Goal of the exercise — Which of the lines below hold "dimittere"? Please return each one.

(Page text dataset records)
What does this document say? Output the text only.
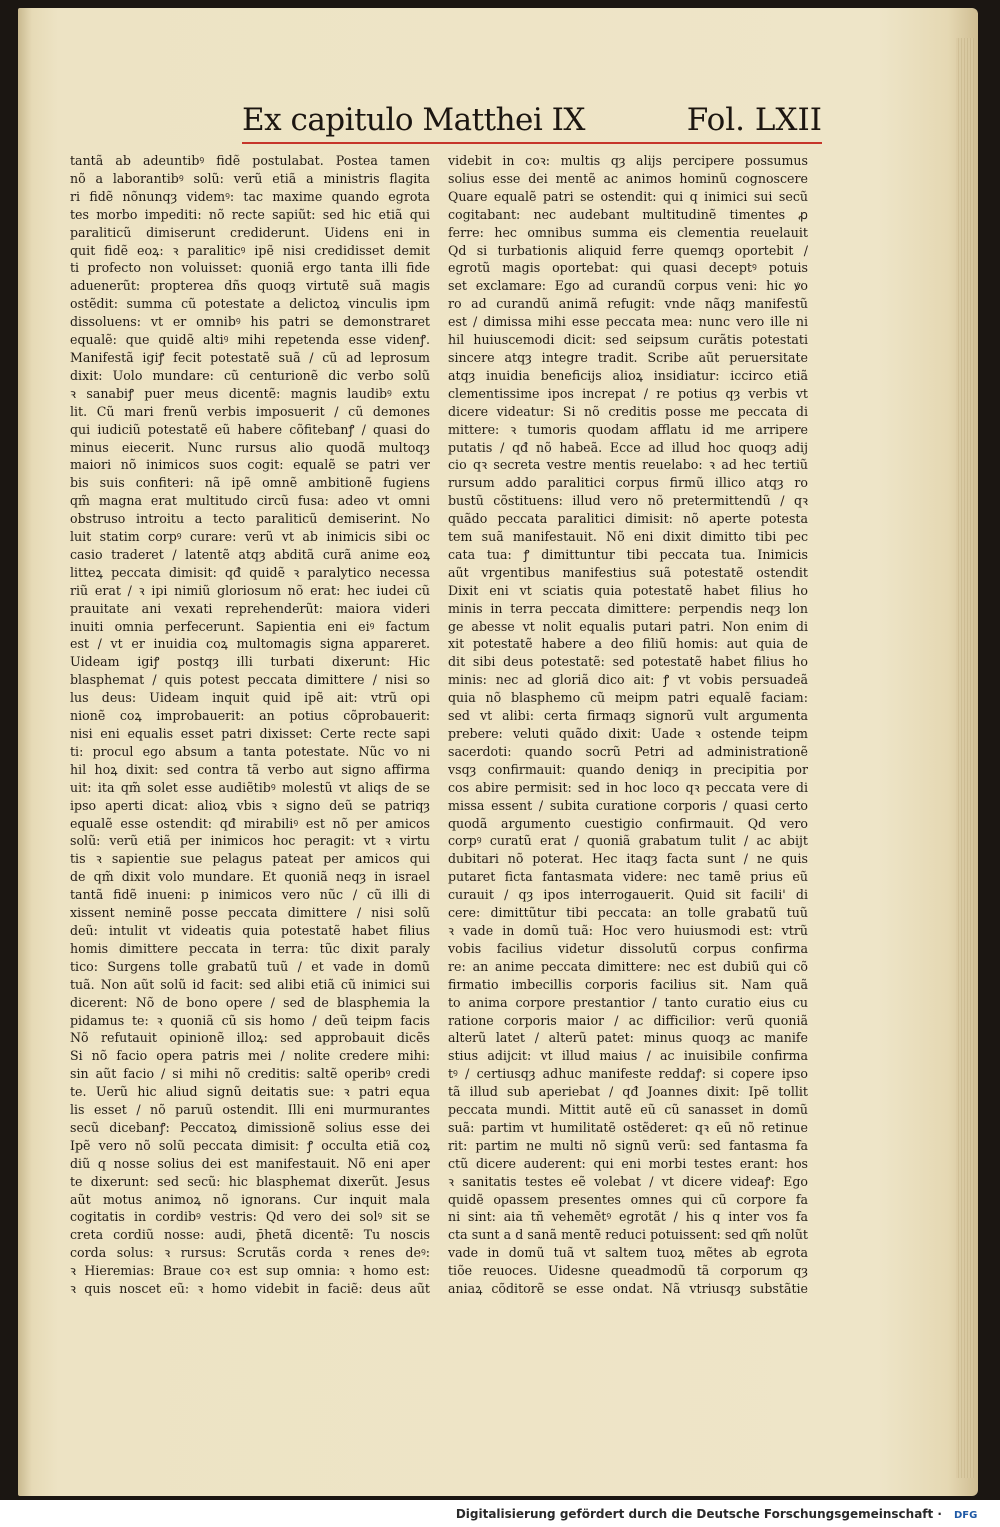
Ex capitulo Matthei IX	Fol. LXII
tantã ab adeuntibꝰ fidẽ postulabat. Postea tamen
nõ a laborantibꝰ solũ: verũ etiã a ministris flagita
ri fidẽ nõnunqȝ videmꝰ: tac maxime quando egrota
tes morbo impediti: nõ recte sapiũt: sed hic etiã qui
paraliticũ dimiserunt crediderunt. Uidens eni in
quit fidẽ eoꝝ: ꝛ paraliticꝰ ipẽ nisi credidisset demit
ti profecto non voluisset: quoniã ergo tanta illi fide
aduenerũt: propterea dñs quoqȝ virtutẽ suã magis
ostẽdit: summa cũ potestate a delictoꝝ vinculis ipm
dissoluens: vt er omnibꝰ his patri se demonstraret
equalẽ: que quidẽ altiꝰ mihi repetenda esse videnꝭ.
Manifestã igiꝭ fecit potestatẽ suã / cũ ad leprosum
dixit: Uolo mundare: cũ centurionẽ dic verbo solũ
ꝛ sanabiꝭ puer meus dicentẽ: magnis laudibꝰ extu
lit. Cũ mari frenũ verbis imposuerit / cũ demones
qui iudiciũ potestatẽ eũ habere cõfitebanꝭ / quasi do
minus eiecerit. Nunc rursus alio quodã multoqȝ
maiori nõ inimicos suos cogit: equalẽ se patri ver
bis suis confiteri: nã ipẽ omnẽ ambitionẽ fugiens
qm̃ magna erat multitudo circũ fusa: adeo vt omni
obstruso introitu a tecto paraliticũ demiserint. No
luit statim corpꝰ curare: verũ vt ab inimicis sibi oc
casio traderet / latentẽ atqȝ abditã curã anime eoꝝ
litteꝝ peccata dimisit: qđ quidẽ ꝛ paralytico necessa
riũ erat / ꝛ ipi nimiũ gloriosum nõ erat: hec iudei cũ
prauitate ani vexati reprehenderũt: maiora videri
inuiti omnia perfecerunt. Sapientia eni eiꝰ factum
est / vt er inuidia coꝝ multomagis signa appareret.
Uideam igiꝭ postqȝ illi turbati dixerunt: Hic
blasphemat / quis potest peccata dimittere / nisi so
lus deus: Uideam inquit quid ipẽ ait: vtrũ opi
nionẽ coꝝ improbauerit: an potius cõprobauerit:
nisi eni equalis esset patri dixisset: Certe recte sapi
ti: procul ego absum a tanta potestate. Nũc vo ni
hil hoꝝ dixit: sed contra tã verbo aut signo affirma
uit: ita qm̃ solet esse audiẽtibꝰ molestũ vt aliqs de se
ipso aperti dicat: alioꝝ vbis ꝛ signo deũ se patriqȝ
equalẽ esse ostendit: qđ mirabiliꝰ est nõ per amicos
solũ: verũ etiã per inimicos hoc peragit: vt ꝛ virtu
tis ꝛ sapientie sue pelagus pateat per amicos qui
de qm̃ dixit volo mundare. Et quoniã neqȝ in israel
tantã fidẽ inueni: p inimicos vero nũc / cũ illi di
xissent neminẽ posse peccata dimittere / nisi solũ
deũ: intulit vt videatis quia potestatẽ habet filius
homis dimittere peccata in terra: tũc dixit paraly
tico: Surgens tolle grabatũ tuũ / et vade in domũ
tuã. Non aũt solũ id facit: sed alibi etiã cũ inimici sui
dicerent: Nõ de bono opere / sed de blasphemia la
pidamus te: ꝛ quoniã cũ sis homo / deũ teipm facis
Nõ refutauit opinionẽ illoꝝ: sed approbauit dicẽs
Si nõ facio opera patris mei / nolite credere mihi:
sin aũt facio / si mihi nõ creditis: saltẽ operibꝰ credi
te. Uerũ hic aliud signũ deitatis sue: ꝛ patri equa
lis esset / nõ paruũ ostendit. Illi eni murmurantes
secũ dicebanꝭ: Peccatoꝝ dimissionẽ solius esse dei
Ipẽ vero nõ solũ peccata dimisit: ꝭ occulta etiã coꝝ
diũ q nosse solius dei est manifestauit. Nõ eni aper
te dixerunt: sed secũ: hic blasphemat dixerũt. Jesus
aũt motus animoꝝ nõ ignorans. Cur inquit mala
cogitatis in cordibꝰ vestris: Qd vero dei solꝰ sit se
creta cordiũ nosse: audi, p̄hetã dicentẽ: Tu noscis
corda solus: ꝛ rursus: Scrutãs corda ꝛ renes deꝰ:
ꝛ Hieremias: Braue coꝛ est sup omnia: ꝛ homo est:
ꝛ quis noscet eũ: ꝛ homo videbit in faciẽ: deus aũt
videbit in coꝛ: multis qȝ alijs percipere possumus
solius esse dei mentẽ ac animos hominũ cognoscere
Quare equalẽ patri se ostendit: qui q inimici sui secũ
cogitabant: nec audebant multitudinẽ timentes ꝓ
ferre: hec omnibus summa eis clementia reuelauit
Qd si turbationis aliquid ferre quemqȝ oportebit /
egrotũ magis oportebat: qui quasi deceptꝰ potuis
set exclamare: Ego ad curandũ corpus veni: hic ꝟo
ro ad curandũ animã refugit: vnde nãqȝ manifestũ
est / dimissa mihi esse peccata mea: nunc vero ille ni
hil huiuscemodi dicit: sed seipsum curãtis potestati
sincere atqȝ integre tradit. Scribe aũt peruersitate
atqȝ inuidia beneficijs alioꝝ insidiatur: iccirco etiã
clementissime ipos increpat / re potius qȝ verbis vt
dicere videatur: Si nõ creditis posse me peccata di
mittere: ꝛ tumoris quodam afflatu id me arripere
putatis / qđ nõ habeã. Ecce ad illud hoc quoqȝ adij
cio qꝛ secreta vestre mentis reuelabo: ꝛ ad hec tertiũ
rursum addo paralitici corpus firmũ illico atqȝ ro
bustũ cõstituens: illud vero nõ pretermittendũ / qꝛ
quãdo peccata paralitici dimisit: nõ aperte potesta
tem suã manifestauit. Nõ eni dixit dimitto tibi pec
cata tua: ꝭ dimittuntur tibi peccata tua. Inimicis
aũt vrgentibus manifestius suã potestatẽ ostendit
Dixit eni vt sciatis quia potestatẽ habet filius ho
minis in terra peccata dimittere: perpendis neqȝ lon
ge abesse vt nolit equalis putari patri. Non enim di
xit potestatẽ habere a deo filiũ homis: aut quia de
dit sibi deus potestatẽ: sed potestatẽ habet filius ho
minis: nec ad gloriã dico ait: ꝭ vt vobis persuadeã
quia nõ blasphemo cũ meipm patri equalẽ faciam:
sed vt alibi: certa firmaqȝ signorũ vult argumenta
prebere: veluti quãdo dixit: Uade ꝛ ostende teipm
sacerdoti: quando socrũ Petri ad administrationẽ
vsqȝ confirmauit: quando deniqȝ in precipitia por
cos abire permisit: sed in hoc loco qꝛ peccata vere di
missa essent / subita curatione corporis / quasi certo
quodã argumento cuestigio confirmauit. Qd vero
corpꝰ curatũ erat / quoniã grabatum tulit / ac abijt
dubitari nõ poterat. Hec itaqȝ facta sunt / ne quis
putaret ficta fantasmata videre: nec tamẽ prius eũ
curauit / qȝ ipos interrogauerit. Quid sit facili' di
cere: dimittũtur tibi peccata: an tolle grabatũ tuũ
ꝛ vade in domũ tuã: Hoc vero huiusmodi est: vtrũ
vobis facilius videtur dissolutũ corpus confirma
re: an anime peccata dimittere: nec est dubiũ qui cõ
firmatio imbecillis corporis facilius sit. Nam quã
to anima corpore prestantior / tanto curatio eius cu
ratione corporis maior / ac difficilior: verũ quoniã
alterũ latet / alterũ patet: minus quoqȝ ac manife
stius adijcit: vt illud maius / ac inuisibile confirma
tꝰ / certiusqȝ adhuc manifeste reddaꝭ: si copere ipso
tã illud sub aperiebat / qđ Joannes dixit: Ipẽ tollit
peccata mundi. Mittit autẽ eũ cũ sanasset in domũ
suã: partim vt humilitatẽ ostẽderet: qꝛ eũ nõ retinue
rit: partim ne multi nõ signũ verũ: sed fantasma fa
ctũ dicere auderent: qui eni morbi testes erant: hos
ꝛ sanitatis testes eẽ volebat / vt dicere videaꝭ: Ego
quidẽ opassem presentes omnes qui cũ corpore fa
ni sint: aia tñ vehemẽtꝰ egrotãt / his q inter vos fa
cta sunt a d sanã mentẽ reduci potuissent: sed qm̃ nolũt
vade in domũ tuã vt saltem tuoꝝ mẽtes ab egrota
tiõe reuoces. Uidesne queadmodũ tã corporum qȝ
aniaꝝ cõditorẽ se esse ondat. Nã vtriusqȝ substãtie
Digitalisierung gefördert durch die Deutsche Forschungsgemeinschaft · DFG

Exercise output —
blasphemat / quis potest peccata dimittere / nisi so
xissent neminẽ posse peccata dimittere / nisi solũ
homis dimittere peccata in terra: tũc dixit paraly
minis in terra peccata dimittere: perpendis neqȝ lon
re: an anime peccata dimittere: nec est dubiũ qui cõ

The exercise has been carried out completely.